Records from a dataset:
[BEGIN]
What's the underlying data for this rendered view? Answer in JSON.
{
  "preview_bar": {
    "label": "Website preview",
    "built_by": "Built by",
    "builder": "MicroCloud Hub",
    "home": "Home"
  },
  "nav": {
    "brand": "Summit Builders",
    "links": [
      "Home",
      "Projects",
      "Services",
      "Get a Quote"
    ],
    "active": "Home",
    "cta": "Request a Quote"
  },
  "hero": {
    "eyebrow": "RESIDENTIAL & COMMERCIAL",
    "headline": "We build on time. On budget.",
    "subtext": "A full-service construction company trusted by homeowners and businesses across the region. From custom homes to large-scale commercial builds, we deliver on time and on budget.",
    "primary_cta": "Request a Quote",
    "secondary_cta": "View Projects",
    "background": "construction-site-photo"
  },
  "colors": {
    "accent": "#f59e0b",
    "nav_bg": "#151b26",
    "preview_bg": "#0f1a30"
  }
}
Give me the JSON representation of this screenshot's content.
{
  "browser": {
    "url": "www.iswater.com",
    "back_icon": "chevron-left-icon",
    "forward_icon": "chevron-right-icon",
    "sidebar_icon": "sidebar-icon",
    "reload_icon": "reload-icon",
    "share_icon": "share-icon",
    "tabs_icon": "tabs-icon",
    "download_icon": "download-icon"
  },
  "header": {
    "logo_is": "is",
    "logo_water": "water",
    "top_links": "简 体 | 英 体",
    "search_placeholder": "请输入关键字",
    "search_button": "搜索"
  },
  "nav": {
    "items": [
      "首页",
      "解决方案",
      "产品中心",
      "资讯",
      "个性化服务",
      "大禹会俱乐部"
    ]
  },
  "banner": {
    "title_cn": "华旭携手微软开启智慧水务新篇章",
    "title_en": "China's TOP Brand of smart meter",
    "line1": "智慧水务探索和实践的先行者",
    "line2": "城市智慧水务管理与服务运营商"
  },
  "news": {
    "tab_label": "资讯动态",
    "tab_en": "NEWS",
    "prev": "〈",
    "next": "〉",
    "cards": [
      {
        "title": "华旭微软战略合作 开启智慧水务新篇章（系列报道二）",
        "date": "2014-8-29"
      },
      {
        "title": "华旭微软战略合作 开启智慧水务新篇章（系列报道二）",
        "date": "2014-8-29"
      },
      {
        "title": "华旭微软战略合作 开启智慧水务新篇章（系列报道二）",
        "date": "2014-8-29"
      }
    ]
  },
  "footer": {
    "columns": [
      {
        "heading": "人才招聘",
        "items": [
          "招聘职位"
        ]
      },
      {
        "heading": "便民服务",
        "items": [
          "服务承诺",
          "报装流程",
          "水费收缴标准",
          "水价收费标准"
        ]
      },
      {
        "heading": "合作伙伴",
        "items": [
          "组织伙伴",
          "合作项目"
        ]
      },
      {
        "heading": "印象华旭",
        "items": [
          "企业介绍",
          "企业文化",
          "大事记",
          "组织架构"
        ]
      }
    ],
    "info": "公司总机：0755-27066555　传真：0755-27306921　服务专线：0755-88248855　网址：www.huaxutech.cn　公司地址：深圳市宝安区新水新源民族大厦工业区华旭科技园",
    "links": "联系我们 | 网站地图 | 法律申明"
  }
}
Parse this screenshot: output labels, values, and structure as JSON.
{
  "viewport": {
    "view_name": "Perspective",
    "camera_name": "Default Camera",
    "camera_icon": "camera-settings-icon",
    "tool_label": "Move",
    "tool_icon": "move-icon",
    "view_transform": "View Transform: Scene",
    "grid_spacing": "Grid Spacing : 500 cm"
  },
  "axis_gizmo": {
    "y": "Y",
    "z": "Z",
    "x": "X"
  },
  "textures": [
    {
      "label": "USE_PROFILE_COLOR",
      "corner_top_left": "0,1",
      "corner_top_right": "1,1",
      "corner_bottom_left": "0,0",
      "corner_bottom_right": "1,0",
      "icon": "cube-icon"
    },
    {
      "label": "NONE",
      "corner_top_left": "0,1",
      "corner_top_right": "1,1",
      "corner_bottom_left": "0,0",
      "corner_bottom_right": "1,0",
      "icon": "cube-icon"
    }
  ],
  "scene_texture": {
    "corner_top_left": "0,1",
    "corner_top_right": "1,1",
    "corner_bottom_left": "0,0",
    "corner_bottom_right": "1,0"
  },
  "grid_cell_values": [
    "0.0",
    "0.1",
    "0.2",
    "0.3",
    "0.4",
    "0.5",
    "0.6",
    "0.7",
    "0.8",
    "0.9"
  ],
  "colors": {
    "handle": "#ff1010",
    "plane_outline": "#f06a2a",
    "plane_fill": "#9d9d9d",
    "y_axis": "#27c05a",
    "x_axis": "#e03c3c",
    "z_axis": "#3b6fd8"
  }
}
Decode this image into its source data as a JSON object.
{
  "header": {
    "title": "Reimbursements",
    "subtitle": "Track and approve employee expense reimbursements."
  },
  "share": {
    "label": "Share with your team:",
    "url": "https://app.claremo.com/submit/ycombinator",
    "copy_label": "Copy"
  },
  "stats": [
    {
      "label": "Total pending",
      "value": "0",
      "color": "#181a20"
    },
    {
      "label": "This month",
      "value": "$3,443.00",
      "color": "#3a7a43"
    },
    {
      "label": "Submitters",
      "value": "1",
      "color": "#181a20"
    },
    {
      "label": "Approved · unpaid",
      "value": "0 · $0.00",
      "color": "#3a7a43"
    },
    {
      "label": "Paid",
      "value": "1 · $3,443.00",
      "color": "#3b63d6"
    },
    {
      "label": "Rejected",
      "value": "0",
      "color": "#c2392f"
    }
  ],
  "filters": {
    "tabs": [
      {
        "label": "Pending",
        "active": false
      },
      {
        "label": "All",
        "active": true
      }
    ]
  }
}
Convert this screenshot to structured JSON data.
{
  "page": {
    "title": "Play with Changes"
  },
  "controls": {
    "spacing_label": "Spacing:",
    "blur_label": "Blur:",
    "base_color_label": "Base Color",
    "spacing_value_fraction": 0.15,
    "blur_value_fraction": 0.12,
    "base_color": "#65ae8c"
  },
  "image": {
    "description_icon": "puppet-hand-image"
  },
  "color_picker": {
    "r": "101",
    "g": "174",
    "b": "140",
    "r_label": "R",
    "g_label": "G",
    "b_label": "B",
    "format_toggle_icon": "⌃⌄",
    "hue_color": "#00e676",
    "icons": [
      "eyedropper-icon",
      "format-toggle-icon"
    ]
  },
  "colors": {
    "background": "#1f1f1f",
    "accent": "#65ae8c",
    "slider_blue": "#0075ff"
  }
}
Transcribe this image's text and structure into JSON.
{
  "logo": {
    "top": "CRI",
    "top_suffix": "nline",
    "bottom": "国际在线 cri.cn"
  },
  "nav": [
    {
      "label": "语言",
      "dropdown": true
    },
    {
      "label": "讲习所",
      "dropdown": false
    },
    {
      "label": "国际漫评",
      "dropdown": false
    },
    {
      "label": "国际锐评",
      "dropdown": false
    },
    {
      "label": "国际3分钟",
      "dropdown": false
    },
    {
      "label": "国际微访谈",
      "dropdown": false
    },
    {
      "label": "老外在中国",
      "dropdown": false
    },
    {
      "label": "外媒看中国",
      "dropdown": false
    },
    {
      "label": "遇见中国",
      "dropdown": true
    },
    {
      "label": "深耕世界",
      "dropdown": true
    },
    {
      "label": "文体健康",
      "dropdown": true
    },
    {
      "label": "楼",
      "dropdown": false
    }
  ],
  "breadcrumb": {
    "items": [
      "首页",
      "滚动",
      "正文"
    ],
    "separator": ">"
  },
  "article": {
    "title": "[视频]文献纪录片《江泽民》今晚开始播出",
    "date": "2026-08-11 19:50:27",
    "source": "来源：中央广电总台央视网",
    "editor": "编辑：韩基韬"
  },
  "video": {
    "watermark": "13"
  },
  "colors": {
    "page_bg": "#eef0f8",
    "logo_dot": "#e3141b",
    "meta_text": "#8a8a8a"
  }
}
[END]
### Written task
Faithfully reproduce all of the records, character for character.

### Full answer
What's the underlying data for this rendered view? Answer in JSON.
{
  "preview_bar": {
    "label": "Website preview",
    "built_by": "Built by",
    "builder": "MicroCloud Hub",
    "home": "Home"
  },
  "nav": {
    "brand": "Summit Builders",
    "links": [
      "Home",
      "Projects",
      "Services",
      "Get a Quote"
    ],
    "active": "Home",
    "cta": "Request a Quote"
  },
  "hero": {
    "eyebrow": "RESIDENTIAL & COMMERCIAL",
    "headline": "We build on time. On budget.",
    "subtext": "A full-service construction company trusted by homeowners and businesses across the region. From custom homes to large-scale commercial builds, we deliver on time and on budget.",
    "primary_cta": "Request a Quote",
    "secondary_cta": "View Projects",
    "background": "construction-site-photo"
  },
  "colors": {
    "accent": "#f59e0b",
    "nav_bg": "#151b26",
    "preview_bg": "#0f1a30"
  }
}
Give me the JSON representation of this screenshot's content.
{
  "browser": {
    "url": "www.iswater.com",
    "back_icon": "chevron-left-icon",
    "forward_icon": "chevron-right-icon",
    "sidebar_icon": "sidebar-icon",
    "reload_icon": "reload-icon",
    "share_icon": "share-icon",
    "tabs_icon": "tabs-icon",
    "download_icon": "download-icon"
  },
  "header": {
    "logo_is": "is",
    "logo_water": "water",
    "top_links": "简 体 | 英 体",
    "search_placeholder": "请输入关键字",
    "search_button": "搜索"
  },
  "nav": {
    "items": [
      "首页",
      "解决方案",
      "产品中心",
      "资讯",
      "个性化服务",
      "大禹会俱乐部"
    ]
  },
  "banner": {
    "title_cn": "华旭携手微软开启智慧水务新篇章",
    "title_en": "China's TOP Brand of smart meter",
    "line1": "智慧水务探索和实践的先行者",
    "line2": "城市智慧水务管理与服务运营商"
  },
  "news": {
    "tab_label": "资讯动态",
    "tab_en": "NEWS",
    "prev": "〈",
    "next": "〉",
    "cards": [
      {
        "title": "华旭微软战略合作 开启智慧水务新篇章（系列报道二）",
        "date": "2014-8-29"
      },
      {
        "title": "华旭微软战略合作 开启智慧水务新篇章（系列报道二）",
        "date": "2014-8-29"
      },
      {
        "title": "华旭微软战略合作 开启智慧水务新篇章（系列报道二）",
        "date": "2014-8-29"
      }
    ]
  },
  "footer": {
    "columns": [
      {
        "heading": "人才招聘",
        "items": [
          "招聘职位"
        ]
      },
      {
        "heading": "便民服务",
        "items": [
          "服务承诺",
          "报装流程",
          "水费收缴标准",
          "水价收费标准"
        ]
      },
      {
        "heading": "合作伙伴",
        "items": [
          "组织伙伴",
          "合作项目"
        ]
      },
      {
        "heading": "印象华旭",
        "items": [
          "企业介绍",
          "企业文化",
          "大事记",
          "组织架构"
        ]
      }
    ],
    "info": "公司总机：0755-27066555　传真：0755-27306921　服务专线：0755-88248855　网址：www.huaxutech.cn　公司地址：深圳市宝安区新水新源民族大厦工业区华旭科技园",
    "links": "联系我们 | 网站地图 | 法律申明"
  }
}
Parse this screenshot: output labels, values, and structure as JSON.
{
  "viewport": {
    "view_name": "Perspective",
    "camera_name": "Default Camera",
    "camera_icon": "camera-settings-icon",
    "tool_label": "Move",
    "tool_icon": "move-icon",
    "view_transform": "View Transform: Scene",
    "grid_spacing": "Grid Spacing : 500 cm"
  },
  "axis_gizmo": {
    "y": "Y",
    "z": "Z",
    "x": "X"
  },
  "textures": [
    {
      "label": "USE_PROFILE_COLOR",
      "corner_top_left": "0,1",
      "corner_top_right": "1,1",
      "corner_bottom_left": "0,0",
      "corner_bottom_right": "1,0",
      "icon": "cube-icon"
    },
    {
      "label": "NONE",
      "corner_top_left": "0,1",
      "corner_top_right": "1,1",
      "corner_bottom_left": "0,0",
      "corner_bottom_right": "1,0",
      "icon": "cube-icon"
    }
  ],
  "scene_texture": {
    "corner_top_left": "0,1",
    "corner_top_right": "1,1",
    "corner_bottom_left": "0,0",
    "corner_bottom_right": "1,0"
  },
  "grid_cell_values": [
    "0.0",
    "0.1",
    "0.2",
    "0.3",
    "0.4",
    "0.5",
    "0.6",
    "0.7",
    "0.8",
    "0.9"
  ],
  "colors": {
    "handle": "#ff1010",
    "plane_outline": "#f06a2a",
    "plane_fill": "#9d9d9d",
    "y_axis": "#27c05a",
    "x_axis": "#e03c3c",
    "z_axis": "#3b6fd8"
  }
}
Decode this image into its source data as a JSON object.
{
  "header": {
    "title": "Reimbursements",
    "subtitle": "Track and approve employee expense reimbursements."
  },
  "share": {
    "label": "Share with your team:",
    "url": "https://app.claremo.com/submit/ycombinator",
    "copy_label": "Copy"
  },
  "stats": [
    {
      "label": "Total pending",
      "value": "0",
      "color": "#181a20"
    },
    {
      "label": "This month",
      "value": "$3,443.00",
      "color": "#3a7a43"
    },
    {
      "label": "Submitters",
      "value": "1",
      "color": "#181a20"
    },
    {
      "label": "Approved · unpaid",
      "value": "0 · $0.00",
      "color": "#3a7a43"
    },
    {
      "label": "Paid",
      "value": "1 · $3,443.00",
      "color": "#3b63d6"
    },
    {
      "label": "Rejected",
      "value": "0",
      "color": "#c2392f"
    }
  ],
  "filters": {
    "tabs": [
      {
        "label": "Pending",
        "active": false
      },
      {
        "label": "All",
        "active": true
      }
    ]
  }
}
Convert this screenshot to structured JSON data.
{
  "page": {
    "title": "Play with Changes"
  },
  "controls": {
    "spacing_label": "Spacing:",
    "blur_label": "Blur:",
    "base_color_label": "Base Color",
    "spacing_value_fraction": 0.15,
    "blur_value_fraction": 0.12,
    "base_color": "#65ae8c"
  },
  "image": {
    "description_icon": "puppet-hand-image"
  },
  "color_picker": {
    "r": "101",
    "g": "174",
    "b": "140",
    "r_label": "R",
    "g_label": "G",
    "b_label": "B",
    "format_toggle_icon": "⌃⌄",
    "hue_color": "#00e676",
    "icons": [
      "eyedropper-icon",
      "format-toggle-icon"
    ]
  },
  "colors": {
    "background": "#1f1f1f",
    "accent": "#65ae8c",
    "slider_blue": "#0075ff"
  }
}
Transcribe this image's text and structure into JSON.
{
  "logo": {
    "top": "CRI",
    "top_suffix": "nline",
    "bottom": "国际在线 cri.cn"
  },
  "nav": [
    {
      "label": "语言",
      "dropdown": true
    },
    {
      "label": "讲习所",
      "dropdown": false
    },
    {
      "label": "国际漫评",
      "dropdown": false
    },
    {
      "label": "国际锐评",
      "dropdown": false
    },
    {
      "label": "国际3分钟",
      "dropdown": false
    },
    {
      "label": "国际微访谈",
      "dropdown": false
    },
    {
      "label": "老外在中国",
      "dropdown": false
    },
    {
      "label": "外媒看中国",
      "dropdown": false
    },
    {
      "label": "遇见中国",
      "dropdown": true
    },
    {
      "label": "深耕世界",
      "dropdown": true
    },
    {
      "label": "文体健康",
      "dropdown": true
    },
    {
      "label": "楼",
      "dropdown": false
    }
  ],
  "breadcrumb": {
    "items": [
      "首页",
      "滚动",
      "正文"
    ],
    "separator": ">"
  },
  "article": {
    "title": "[视频]文献纪录片《江泽民》今晚开始播出",
    "date": "2026-08-11 19:50:27",
    "source": "来源：中央广电总台央视网",
    "editor": "编辑：韩基韬"
  },
  "video": {
    "watermark": "13"
  },
  "colors": {
    "page_bg": "#eef0f8",
    "logo_dot": "#e3141b",
    "meta_text": "#8a8a8a"
  }
}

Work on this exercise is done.